**SHORT EXERCISE:**
In your copy, repeat the records exactly and leave out the pictures.

**PROVIDED RECORDS:**
------------------------
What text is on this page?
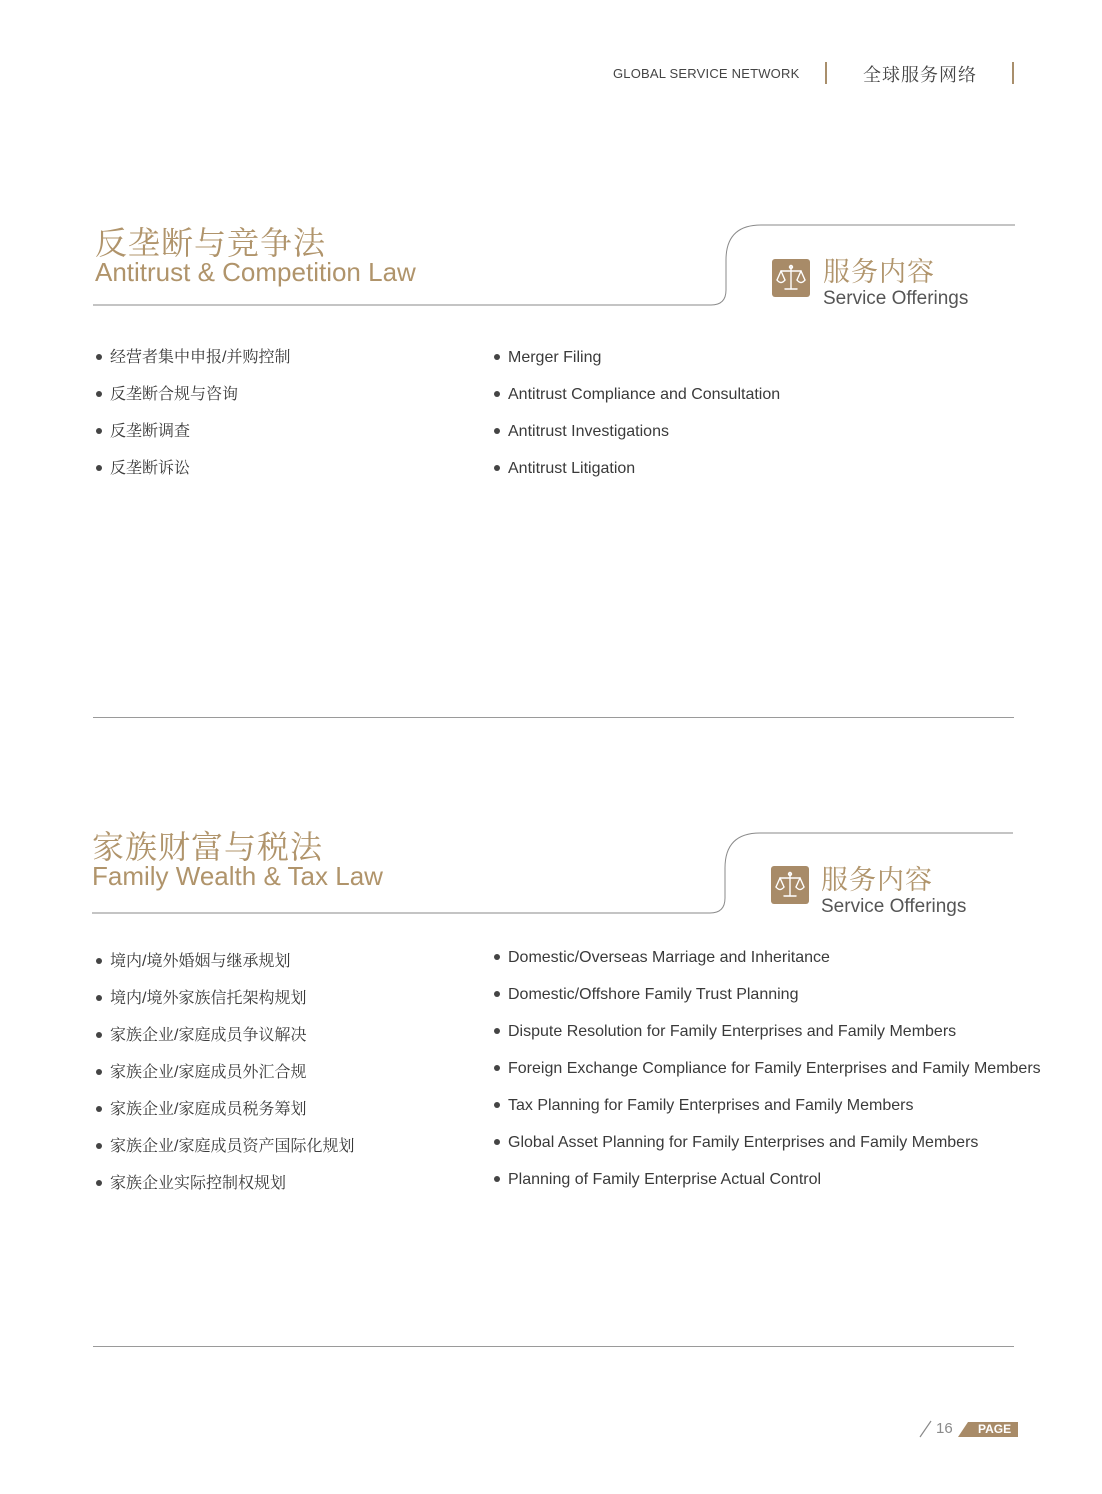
GLOBAL SERVICE NETWORK	全球服务网络
反垄断与竞争法
Antitrust & Competition Law	服务内容
Service Offerings
经营者集中申报/并购控制
反垄断合规与咨询
反垄断调查
反垄断诉讼
Merger Filing
Antitrust Compliance and Consultation
Antitrust Investigations
Antitrust Litigation
家族财富与税法
Family Wealth & Tax Law	服务内容
Service Offerings
境内/境外婚姻与继承规划
境内/境外家族信托架构规划
家族企业/家庭成员争议解决
家族企业/家庭成员外汇合规
家族企业/家庭成员税务筹划
家族企业/家庭成员资产国际化规划
家族企业实际控制权规划
Domestic/Overseas Marriage and Inheritance
Domestic/Offshore Family Trust Planning
Dispute Resolution for Family Enterprises and Family Members
Foreign Exchange Compliance for Family Enterprises and Family Members
Tax Planning for Family Enterprises and Family Members
Global Asset Planning for Family Enterprises and Family Members
Planning of Family Enterprise Actual Control
16 PAGE
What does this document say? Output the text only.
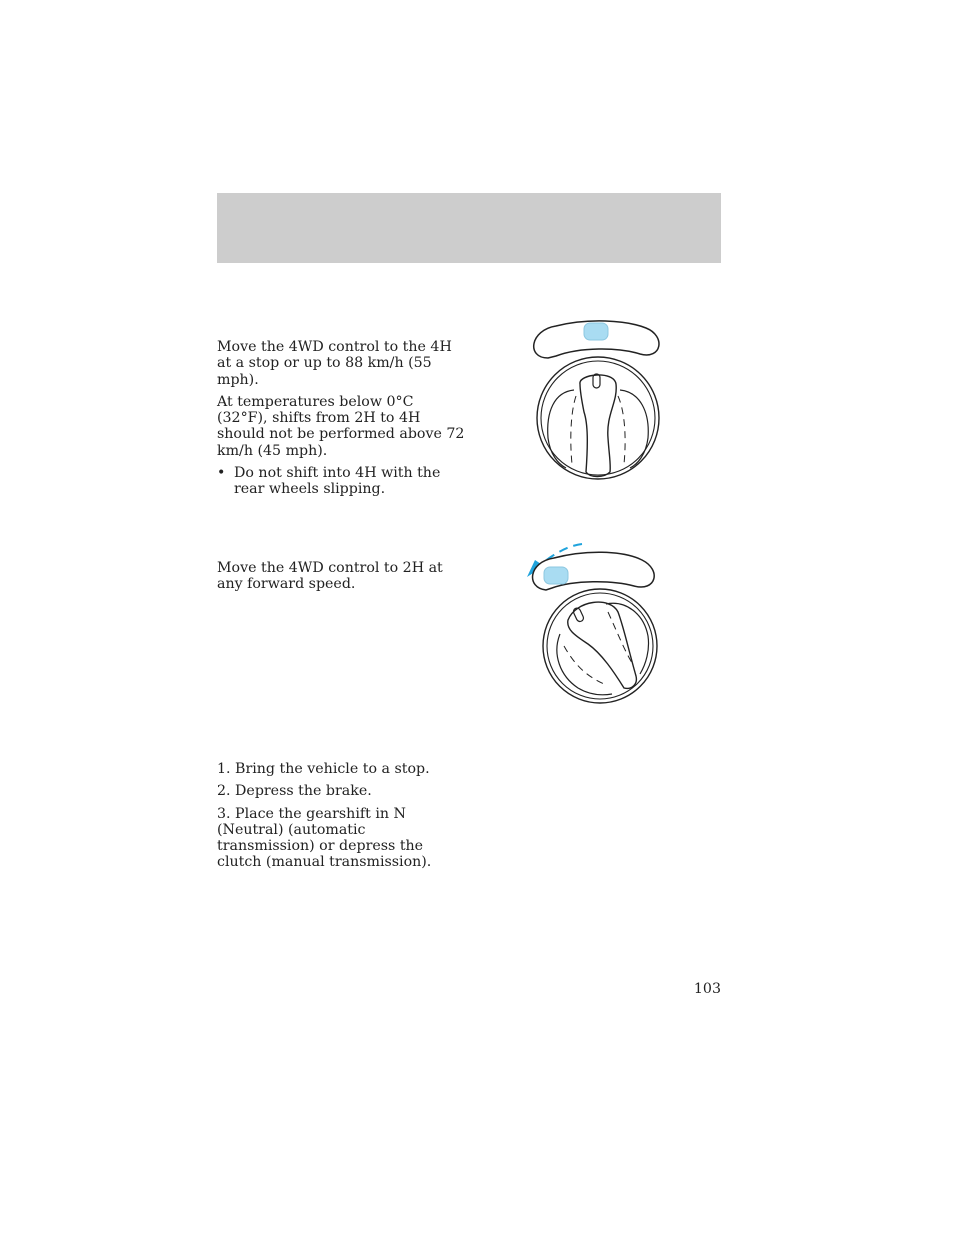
Move the 4WD control to the 4H at a stop or up to 88 km/h (55 mph).

At temperatures below 0°C (32°F), shifts from 2H to 4H should not be performed above 72 km/h (45 mph).

• Do not shift into 4H with the rear wheels slipping.

Move the 4WD control to 2H at any forward speed.

1. Bring the vehicle to a stop.

2. Depress the brake.

3. Place the gearshift in N (Neutral) (automatic transmission) or depress the clutch (manual transmission).

103
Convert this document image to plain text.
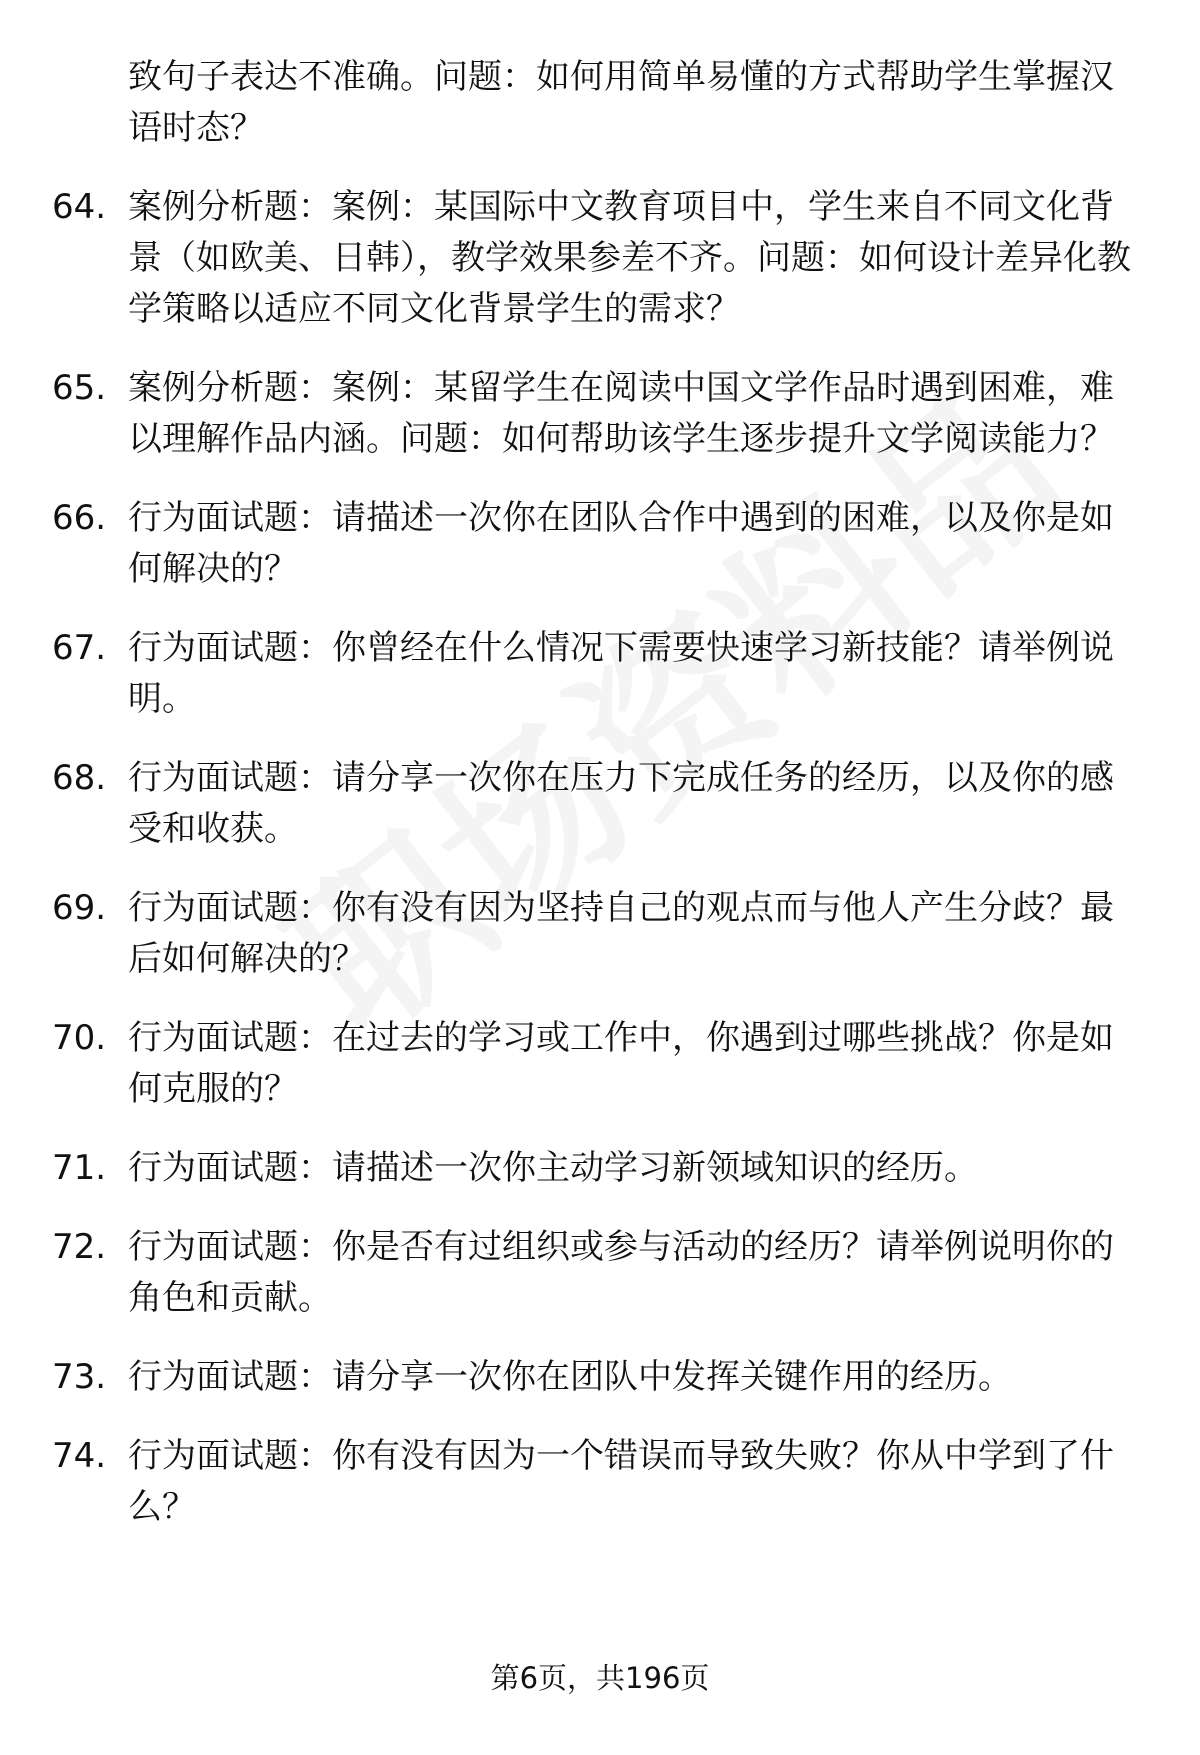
致句子表达不准确。问题：如何用简单易懂的方式帮助学生掌握汉语时态？
64. 案例分析题：案例：某国际中文教育项目中，学生来自不同文化背景（如欧美、日韩），教学效果参差不齐。问题：如何设计差异化教学策略以适应不同文化背景学生的需求？
65. 案例分析题：案例：某留学生在阅读中国文学作品时遇到困难，难以理解作品内涵。问题：如何帮助该学生逐步提升文学阅读能力？
66. 行为面试题：请描述一次你在团队合作中遇到的困难，以及你是如何解决的？
67. 行为面试题：你曾经在什么情况下需要快速学习新技能？请举例说明。
68. 行为面试题：请分享一次你在压力下完成任务的经历，以及你的感受和收获。
69. 行为面试题：你有没有因为坚持自己的观点而与他人产生分歧？最后如何解决的？
70. 行为面试题：在过去的学习或工作中，你遇到过哪些挑战？你是如何克服的？
71. 行为面试题：请描述一次你主动学习新领域知识的经历。
72. 行为面试题：你是否有过组织或参与活动的经历？请举例说明你的角色和贡献。
73. 行为面试题：请分享一次你在团队中发挥关键作用的经历。
74. 行为面试题：你有没有因为一个错误而导致失败？你从中学到了什么？
第6页，共196页
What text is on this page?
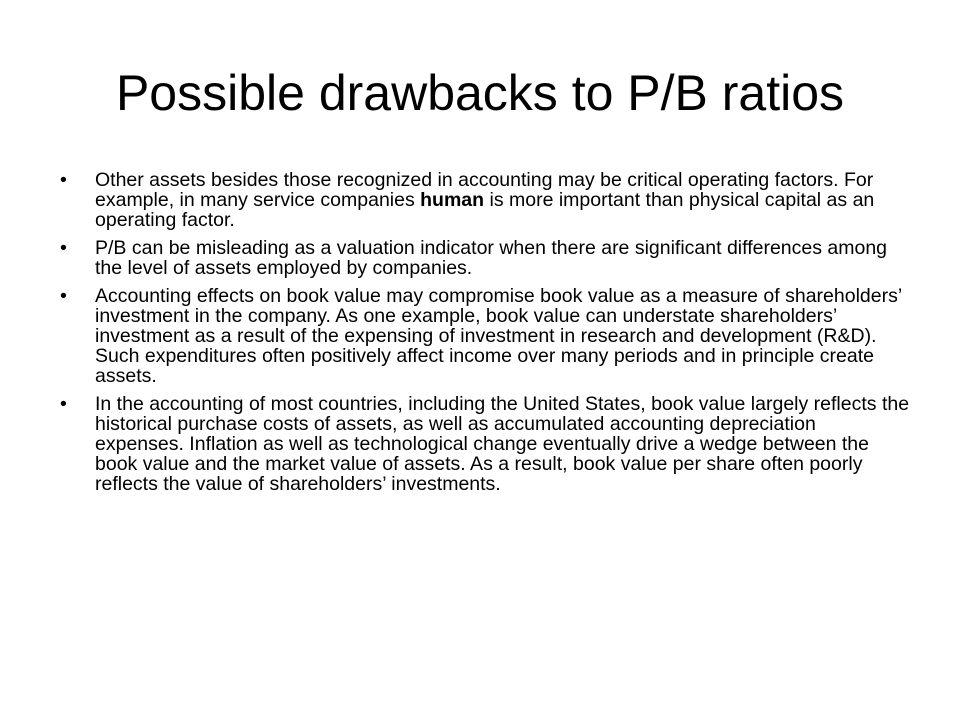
Possible drawbacks to P/B ratios
• Other assets besides those recognized in accounting may be critical operating factors. For example, in many service companies human is more important than physical capital as an operating factor.
• P/B can be misleading as a valuation indicator when there are significant differences among the level of assets employed by companies.
• Accounting effects on book value may compromise book value as a measure of shareholders’ investment in the company. As one example, book value can understate shareholders’ investment as a result of the expensing of investment in research and development (R&D). Such expenditures often positively affect income over many periods and in principle create assets.
• In the accounting of most countries, including the United States, book value largely reflects the historical purchase costs of assets, as well as accumulated accounting depreciation expenses. Inflation as well as technological change eventually drive a wedge between the book value and the market value of assets. As a result, book value per share often poorly reflects the value of shareholders’ investments.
------------------------
**TASK ANSWER:**
What text is on this page?
GLOBAL SERVICE NETWORK	全球服务网络
反垄断与竞争法
Antitrust & Competition Law	服务内容
Service Offerings
经营者集中申报/并购控制
反垄断合规与咨询
反垄断调查
反垄断诉讼
Merger Filing
Antitrust Compliance and Consultation
Antitrust Investigations
Antitrust Litigation
家族财富与税法
Family Wealth & Tax Law	服务内容
Service Offerings
境内/境外婚姻与继承规划
境内/境外家族信托架构规划
家族企业/家庭成员争议解决
家族企业/家庭成员外汇合规
家族企业/家庭成员税务筹划
家族企业/家庭成员资产国际化规划
家族企业实际控制权规划
Domestic/Overseas Marriage and Inheritance
Domestic/Offshore Family Trust Planning
Dispute Resolution for Family Enterprises and Family Members
Foreign Exchange Compliance for Family Enterprises and Family Members
Tax Planning for Family Enterprises and Family Members
Global Asset Planning for Family Enterprises and Family Members
Planning of Family Enterprise Actual Control
16 PAGE
What does this document say? Output the text only.
Move the 4WD control to the 4H at a stop or up to 88 km/h (55 mph).

At temperatures below 0°C (32°F), shifts from 2H to 4H should not be performed above 72 km/h (45 mph).

• Do not shift into 4H with the rear wheels slipping.

Move the 4WD control to 2H at any forward speed.

1. Bring the vehicle to a stop.

2. Depress the brake.

3. Place the gearshift in N (Neutral) (automatic transmission) or depress the clutch (manual transmission).

103
Convert this document image to plain text.
致句子表达不准确。问题：如何用简单易懂的方式帮助学生掌握汉语时态？
64. 案例分析题：案例：某国际中文教育项目中，学生来自不同文化背景（如欧美、日韩），教学效果参差不齐。问题：如何设计差异化教学策略以适应不同文化背景学生的需求？
65. 案例分析题：案例：某留学生在阅读中国文学作品时遇到困难，难以理解作品内涵。问题：如何帮助该学生逐步提升文学阅读能力？
66. 行为面试题：请描述一次你在团队合作中遇到的困难，以及你是如何解决的？
67. 行为面试题：你曾经在什么情况下需要快速学习新技能？请举例说明。
68. 行为面试题：请分享一次你在压力下完成任务的经历，以及你的感受和收获。
69. 行为面试题：你有没有因为坚持自己的观点而与他人产生分歧？最后如何解决的？
70. 行为面试题：在过去的学习或工作中，你遇到过哪些挑战？你是如何克服的？
71. 行为面试题：请描述一次你主动学习新领域知识的经历。
72. 行为面试题：你是否有过组织或参与活动的经历？请举例说明你的角色和贡献。
73. 行为面试题：请分享一次你在团队中发挥关键作用的经历。
74. 行为面试题：你有没有因为一个错误而导致失败？你从中学到了什么？
第6页，共196页
What text is on this page?
Possible drawbacks to P/B ratios
• Other assets besides those recognized in accounting may be critical operating factors. For example, in many service companies human is more important than physical capital as an operating factor.
• P/B can be misleading as a valuation indicator when there are significant differences among the level of assets employed by companies.
• Accounting effects on book value may compromise book value as a measure of shareholders’ investment in the company. As one example, book value can understate shareholders’ investment as a result of the expensing of investment in research and development (R&D). Such expenditures often positively affect income over many periods and in principle create assets.
• In the accounting of most countries, including the United States, book value largely reflects the historical purchase costs of assets, as well as accumulated accounting depreciation expenses. Inflation as well as technological change eventually drive a wedge between the book value and the market value of assets. As a result, book value per share often poorly reflects the value of shareholders’ investments.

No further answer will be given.